● Data
==================================================

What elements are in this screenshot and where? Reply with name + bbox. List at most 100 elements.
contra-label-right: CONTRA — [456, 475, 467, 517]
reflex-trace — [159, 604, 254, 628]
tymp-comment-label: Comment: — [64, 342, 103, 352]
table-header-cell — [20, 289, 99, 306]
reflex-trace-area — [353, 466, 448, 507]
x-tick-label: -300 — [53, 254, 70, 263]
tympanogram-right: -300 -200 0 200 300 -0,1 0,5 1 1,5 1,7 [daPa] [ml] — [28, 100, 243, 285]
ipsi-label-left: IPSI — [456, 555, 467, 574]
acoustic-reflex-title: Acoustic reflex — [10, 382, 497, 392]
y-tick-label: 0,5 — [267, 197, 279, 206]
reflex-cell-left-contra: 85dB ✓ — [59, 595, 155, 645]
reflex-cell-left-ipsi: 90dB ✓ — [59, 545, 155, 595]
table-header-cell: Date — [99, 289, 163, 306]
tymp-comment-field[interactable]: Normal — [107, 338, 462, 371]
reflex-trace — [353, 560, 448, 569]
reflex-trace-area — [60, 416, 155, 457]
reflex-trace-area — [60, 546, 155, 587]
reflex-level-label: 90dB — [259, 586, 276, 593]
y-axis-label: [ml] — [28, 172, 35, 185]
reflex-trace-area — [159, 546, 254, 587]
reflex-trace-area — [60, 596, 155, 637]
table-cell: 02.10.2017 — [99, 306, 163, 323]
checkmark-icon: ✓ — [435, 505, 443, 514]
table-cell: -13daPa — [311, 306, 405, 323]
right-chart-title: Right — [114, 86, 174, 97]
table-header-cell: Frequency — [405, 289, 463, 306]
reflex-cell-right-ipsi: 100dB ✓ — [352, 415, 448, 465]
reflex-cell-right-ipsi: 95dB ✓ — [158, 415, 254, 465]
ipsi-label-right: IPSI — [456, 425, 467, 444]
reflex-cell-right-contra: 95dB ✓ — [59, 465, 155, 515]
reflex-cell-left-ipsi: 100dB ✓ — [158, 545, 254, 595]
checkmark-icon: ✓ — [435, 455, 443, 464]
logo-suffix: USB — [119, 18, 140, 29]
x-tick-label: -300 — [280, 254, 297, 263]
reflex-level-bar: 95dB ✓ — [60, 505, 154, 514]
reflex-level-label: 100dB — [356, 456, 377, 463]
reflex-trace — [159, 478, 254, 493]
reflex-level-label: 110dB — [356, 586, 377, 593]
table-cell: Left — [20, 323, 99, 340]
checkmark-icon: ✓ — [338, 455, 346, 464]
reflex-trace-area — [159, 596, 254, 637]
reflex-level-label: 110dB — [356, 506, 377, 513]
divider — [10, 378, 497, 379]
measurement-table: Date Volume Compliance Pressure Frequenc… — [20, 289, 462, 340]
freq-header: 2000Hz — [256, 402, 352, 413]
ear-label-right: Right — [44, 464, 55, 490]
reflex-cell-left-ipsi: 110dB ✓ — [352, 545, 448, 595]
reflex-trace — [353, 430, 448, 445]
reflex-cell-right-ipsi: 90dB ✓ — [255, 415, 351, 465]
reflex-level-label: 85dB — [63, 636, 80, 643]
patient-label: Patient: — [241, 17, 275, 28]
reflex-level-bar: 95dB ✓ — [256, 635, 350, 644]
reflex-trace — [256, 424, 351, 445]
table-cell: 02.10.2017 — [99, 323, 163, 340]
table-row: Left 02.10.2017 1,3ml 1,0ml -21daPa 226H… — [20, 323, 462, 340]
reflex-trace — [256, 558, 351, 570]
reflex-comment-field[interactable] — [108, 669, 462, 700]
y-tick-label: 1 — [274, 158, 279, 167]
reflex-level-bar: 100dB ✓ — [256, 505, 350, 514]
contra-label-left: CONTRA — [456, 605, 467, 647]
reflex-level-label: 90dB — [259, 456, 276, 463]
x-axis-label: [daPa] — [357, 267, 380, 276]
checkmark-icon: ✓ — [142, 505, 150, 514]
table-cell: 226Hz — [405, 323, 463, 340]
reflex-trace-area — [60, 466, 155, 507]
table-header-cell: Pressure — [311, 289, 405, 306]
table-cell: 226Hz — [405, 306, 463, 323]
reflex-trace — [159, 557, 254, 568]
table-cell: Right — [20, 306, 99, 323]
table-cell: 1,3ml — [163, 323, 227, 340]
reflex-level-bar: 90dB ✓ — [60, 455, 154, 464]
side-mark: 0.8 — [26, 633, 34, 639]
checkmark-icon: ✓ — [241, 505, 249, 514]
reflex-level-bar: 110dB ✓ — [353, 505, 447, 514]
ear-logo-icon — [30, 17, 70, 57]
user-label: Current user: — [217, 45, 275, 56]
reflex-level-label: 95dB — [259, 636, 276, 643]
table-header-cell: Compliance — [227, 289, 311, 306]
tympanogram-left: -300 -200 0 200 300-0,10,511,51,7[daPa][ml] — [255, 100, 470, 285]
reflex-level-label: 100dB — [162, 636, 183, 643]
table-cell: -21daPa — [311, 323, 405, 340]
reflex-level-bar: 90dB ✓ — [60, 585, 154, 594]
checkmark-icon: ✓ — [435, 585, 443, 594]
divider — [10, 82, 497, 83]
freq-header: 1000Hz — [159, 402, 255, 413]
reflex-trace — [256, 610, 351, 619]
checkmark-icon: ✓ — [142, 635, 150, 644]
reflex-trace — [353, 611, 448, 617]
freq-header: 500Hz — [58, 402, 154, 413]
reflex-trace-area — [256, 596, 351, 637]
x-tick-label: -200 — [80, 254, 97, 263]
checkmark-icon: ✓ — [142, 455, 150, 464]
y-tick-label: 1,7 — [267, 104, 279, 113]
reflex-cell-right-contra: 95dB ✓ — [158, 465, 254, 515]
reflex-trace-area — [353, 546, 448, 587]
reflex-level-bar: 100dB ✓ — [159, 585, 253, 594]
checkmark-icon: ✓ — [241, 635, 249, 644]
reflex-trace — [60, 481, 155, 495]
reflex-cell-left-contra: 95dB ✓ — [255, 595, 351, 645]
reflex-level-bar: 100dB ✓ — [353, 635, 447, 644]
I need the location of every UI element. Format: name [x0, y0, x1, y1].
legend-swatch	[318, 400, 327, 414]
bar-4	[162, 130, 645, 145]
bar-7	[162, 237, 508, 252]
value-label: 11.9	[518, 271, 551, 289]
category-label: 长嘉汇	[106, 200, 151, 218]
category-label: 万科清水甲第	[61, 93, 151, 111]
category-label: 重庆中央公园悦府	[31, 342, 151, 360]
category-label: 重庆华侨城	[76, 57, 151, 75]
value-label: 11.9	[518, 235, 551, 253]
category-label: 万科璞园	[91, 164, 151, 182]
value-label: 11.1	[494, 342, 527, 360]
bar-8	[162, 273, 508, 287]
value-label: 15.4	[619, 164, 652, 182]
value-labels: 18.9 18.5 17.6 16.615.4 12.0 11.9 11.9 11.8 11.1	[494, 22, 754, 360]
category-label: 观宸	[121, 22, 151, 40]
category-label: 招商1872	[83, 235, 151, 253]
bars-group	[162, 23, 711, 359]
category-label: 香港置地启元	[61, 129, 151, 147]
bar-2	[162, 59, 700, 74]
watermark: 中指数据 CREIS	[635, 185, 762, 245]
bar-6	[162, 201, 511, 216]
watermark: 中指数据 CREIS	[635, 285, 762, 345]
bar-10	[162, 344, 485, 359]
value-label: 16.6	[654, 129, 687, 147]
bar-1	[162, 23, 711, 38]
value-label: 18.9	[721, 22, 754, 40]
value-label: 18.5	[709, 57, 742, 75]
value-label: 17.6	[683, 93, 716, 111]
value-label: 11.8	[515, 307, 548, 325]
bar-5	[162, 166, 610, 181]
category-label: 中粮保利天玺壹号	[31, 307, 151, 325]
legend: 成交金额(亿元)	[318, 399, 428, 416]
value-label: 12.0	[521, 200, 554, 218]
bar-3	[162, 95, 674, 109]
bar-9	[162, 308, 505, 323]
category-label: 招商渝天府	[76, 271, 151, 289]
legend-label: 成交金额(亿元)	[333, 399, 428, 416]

==================================================

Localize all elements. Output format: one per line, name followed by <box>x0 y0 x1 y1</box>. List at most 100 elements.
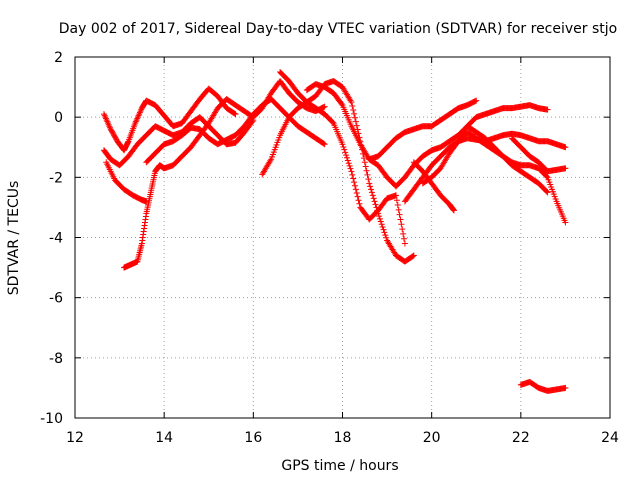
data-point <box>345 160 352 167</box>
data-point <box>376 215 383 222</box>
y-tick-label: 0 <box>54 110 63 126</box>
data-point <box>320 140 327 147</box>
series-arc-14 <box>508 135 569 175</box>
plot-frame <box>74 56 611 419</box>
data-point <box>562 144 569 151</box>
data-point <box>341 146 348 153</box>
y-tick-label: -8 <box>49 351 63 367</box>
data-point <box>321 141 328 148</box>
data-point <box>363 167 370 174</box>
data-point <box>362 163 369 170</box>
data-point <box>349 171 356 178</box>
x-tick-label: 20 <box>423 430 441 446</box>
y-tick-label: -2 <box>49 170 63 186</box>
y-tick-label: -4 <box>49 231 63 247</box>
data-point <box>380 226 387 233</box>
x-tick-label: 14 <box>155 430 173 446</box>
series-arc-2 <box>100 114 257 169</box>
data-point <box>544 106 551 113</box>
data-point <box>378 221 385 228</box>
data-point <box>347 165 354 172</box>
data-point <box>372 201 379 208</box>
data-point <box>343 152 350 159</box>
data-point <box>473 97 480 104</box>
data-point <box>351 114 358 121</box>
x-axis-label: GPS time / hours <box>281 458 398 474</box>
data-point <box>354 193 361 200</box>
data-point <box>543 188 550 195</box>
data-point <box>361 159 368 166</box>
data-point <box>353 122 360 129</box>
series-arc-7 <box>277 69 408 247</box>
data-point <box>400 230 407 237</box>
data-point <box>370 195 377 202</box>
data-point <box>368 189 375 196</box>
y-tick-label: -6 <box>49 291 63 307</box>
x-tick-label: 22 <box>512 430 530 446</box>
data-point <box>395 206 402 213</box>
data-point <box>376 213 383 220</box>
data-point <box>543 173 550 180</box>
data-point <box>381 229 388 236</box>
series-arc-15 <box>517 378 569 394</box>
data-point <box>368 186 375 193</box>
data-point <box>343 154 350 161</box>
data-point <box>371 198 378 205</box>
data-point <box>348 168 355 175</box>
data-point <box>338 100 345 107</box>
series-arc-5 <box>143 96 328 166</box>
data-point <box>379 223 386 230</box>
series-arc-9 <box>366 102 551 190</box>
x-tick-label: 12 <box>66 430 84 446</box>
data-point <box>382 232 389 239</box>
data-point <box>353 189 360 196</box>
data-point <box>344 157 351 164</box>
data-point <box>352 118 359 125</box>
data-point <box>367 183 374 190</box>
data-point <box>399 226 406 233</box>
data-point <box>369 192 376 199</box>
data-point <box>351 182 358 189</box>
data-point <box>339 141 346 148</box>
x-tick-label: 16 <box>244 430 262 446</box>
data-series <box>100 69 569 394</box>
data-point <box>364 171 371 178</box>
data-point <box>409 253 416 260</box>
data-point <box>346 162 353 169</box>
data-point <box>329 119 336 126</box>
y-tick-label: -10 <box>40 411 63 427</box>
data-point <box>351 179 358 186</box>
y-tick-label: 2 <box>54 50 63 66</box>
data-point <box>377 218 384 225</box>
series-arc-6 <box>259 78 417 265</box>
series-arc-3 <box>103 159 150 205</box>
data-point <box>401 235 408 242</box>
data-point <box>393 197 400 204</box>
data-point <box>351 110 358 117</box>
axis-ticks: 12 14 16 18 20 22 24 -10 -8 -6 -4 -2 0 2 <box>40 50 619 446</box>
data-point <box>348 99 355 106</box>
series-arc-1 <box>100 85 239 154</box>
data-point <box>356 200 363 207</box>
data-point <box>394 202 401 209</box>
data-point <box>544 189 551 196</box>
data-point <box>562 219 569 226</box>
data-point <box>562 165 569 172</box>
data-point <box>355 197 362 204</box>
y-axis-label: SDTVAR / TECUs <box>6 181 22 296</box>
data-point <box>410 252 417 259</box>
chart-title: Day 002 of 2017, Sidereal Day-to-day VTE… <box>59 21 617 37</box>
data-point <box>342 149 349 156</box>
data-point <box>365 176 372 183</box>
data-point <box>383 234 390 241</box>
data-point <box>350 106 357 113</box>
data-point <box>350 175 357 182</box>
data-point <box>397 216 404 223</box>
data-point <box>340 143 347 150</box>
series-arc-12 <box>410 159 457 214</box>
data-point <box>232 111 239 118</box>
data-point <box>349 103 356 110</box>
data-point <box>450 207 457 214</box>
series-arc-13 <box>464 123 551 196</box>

==================================================

● Aim
In the records above, reproduce word for word the part that opens with the line containing "What elements are" and closes with the line containing "right-chart-title: Right — [114, 86, 174, 97]", both of those lines included.

● Response to the exercise
What elements are in this screenshot and where? Reply with name + bbox. List at most 100 elements.
contra-label-right: CONTRA — [456, 475, 467, 517]
reflex-trace — [159, 604, 254, 628]
tymp-comment-label: Comment: — [64, 342, 103, 352]
table-header-cell — [20, 289, 99, 306]
reflex-trace-area — [353, 466, 448, 507]
x-tick-label: -300 — [53, 254, 70, 263]
tympanogram-right: -300 -200 0 200 300 -0,1 0,5 1 1,5 1,7 [daPa] [ml] — [28, 100, 243, 285]
ipsi-label-left: IPSI — [456, 555, 467, 574]
acoustic-reflex-title: Acoustic reflex — [10, 382, 497, 392]
y-tick-label: 0,5 — [267, 197, 279, 206]
reflex-cell-left-contra: 85dB ✓ — [59, 595, 155, 645]
reflex-cell-left-ipsi: 90dB ✓ — [59, 545, 155, 595]
table-header-cell: Date — [99, 289, 163, 306]
tymp-comment-field[interactable]: Normal — [107, 338, 462, 371]
reflex-trace — [353, 560, 448, 569]
reflex-trace-area — [60, 416, 155, 457]
reflex-trace-area — [60, 546, 155, 587]
reflex-level-label: 90dB — [259, 586, 276, 593]
y-axis-label: [ml] — [28, 172, 35, 185]
reflex-trace-area — [159, 546, 254, 587]
reflex-trace-area — [60, 596, 155, 637]
table-cell: 02.10.2017 — [99, 306, 163, 323]
checkmark-icon: ✓ — [435, 505, 443, 514]
table-cell: -13daPa — [311, 306, 405, 323]
right-chart-title: Right — [114, 86, 174, 97]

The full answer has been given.